Stated problem –
Copy whichever lines contain the string "secondary".

Provided records –
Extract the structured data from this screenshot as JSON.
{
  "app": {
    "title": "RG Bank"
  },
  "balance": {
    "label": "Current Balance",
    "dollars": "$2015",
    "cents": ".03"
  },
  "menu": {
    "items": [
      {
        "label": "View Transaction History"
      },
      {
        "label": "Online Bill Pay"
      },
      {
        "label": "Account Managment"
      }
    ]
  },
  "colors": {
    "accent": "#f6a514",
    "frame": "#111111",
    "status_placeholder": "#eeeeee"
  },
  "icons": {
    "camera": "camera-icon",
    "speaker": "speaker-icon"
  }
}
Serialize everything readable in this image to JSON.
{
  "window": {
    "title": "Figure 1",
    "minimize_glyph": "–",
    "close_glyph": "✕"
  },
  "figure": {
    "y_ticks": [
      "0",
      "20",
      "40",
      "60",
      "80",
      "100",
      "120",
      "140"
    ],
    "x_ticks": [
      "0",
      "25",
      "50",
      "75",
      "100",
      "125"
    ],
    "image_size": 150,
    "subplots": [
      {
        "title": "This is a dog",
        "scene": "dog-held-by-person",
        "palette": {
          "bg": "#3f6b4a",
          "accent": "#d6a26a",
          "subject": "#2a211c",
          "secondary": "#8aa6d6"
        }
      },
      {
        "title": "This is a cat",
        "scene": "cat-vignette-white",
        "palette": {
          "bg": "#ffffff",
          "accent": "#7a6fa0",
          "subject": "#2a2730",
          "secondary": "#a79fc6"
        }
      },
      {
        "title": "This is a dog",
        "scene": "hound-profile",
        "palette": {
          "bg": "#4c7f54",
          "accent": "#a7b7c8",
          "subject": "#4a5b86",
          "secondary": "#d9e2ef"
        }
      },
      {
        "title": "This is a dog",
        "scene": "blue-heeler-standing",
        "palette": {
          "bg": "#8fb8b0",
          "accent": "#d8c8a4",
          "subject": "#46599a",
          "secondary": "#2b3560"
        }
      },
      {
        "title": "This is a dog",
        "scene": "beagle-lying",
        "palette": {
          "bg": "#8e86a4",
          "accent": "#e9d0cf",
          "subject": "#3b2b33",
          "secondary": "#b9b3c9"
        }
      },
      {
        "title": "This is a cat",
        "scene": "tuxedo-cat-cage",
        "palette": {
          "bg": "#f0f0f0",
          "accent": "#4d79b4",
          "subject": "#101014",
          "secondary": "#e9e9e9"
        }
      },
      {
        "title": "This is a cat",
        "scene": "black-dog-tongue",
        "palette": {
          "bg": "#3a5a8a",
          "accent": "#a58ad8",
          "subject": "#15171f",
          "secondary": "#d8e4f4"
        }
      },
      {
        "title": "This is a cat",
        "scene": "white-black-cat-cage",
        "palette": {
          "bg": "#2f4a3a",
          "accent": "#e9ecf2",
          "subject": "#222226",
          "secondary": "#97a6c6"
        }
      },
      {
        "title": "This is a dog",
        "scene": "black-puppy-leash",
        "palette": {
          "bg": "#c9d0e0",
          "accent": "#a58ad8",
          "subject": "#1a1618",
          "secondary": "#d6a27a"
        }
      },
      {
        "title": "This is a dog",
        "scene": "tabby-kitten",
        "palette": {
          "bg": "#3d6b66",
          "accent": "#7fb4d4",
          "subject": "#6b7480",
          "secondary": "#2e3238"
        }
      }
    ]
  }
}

Task output –
          "secondary": "#8aa6d6"
          "secondary": "#a79fc6"
          "secondary": "#d9e2ef"
          "secondary": "#2b3560"
          "secondary": "#b9b3c9"
          "secondary": "#e9e9e9"
          "secondary": "#d8e4f4"
          "secondary": "#97a6c6"
          "secondary": "#d6a27a"
          "secondary": "#2e3238"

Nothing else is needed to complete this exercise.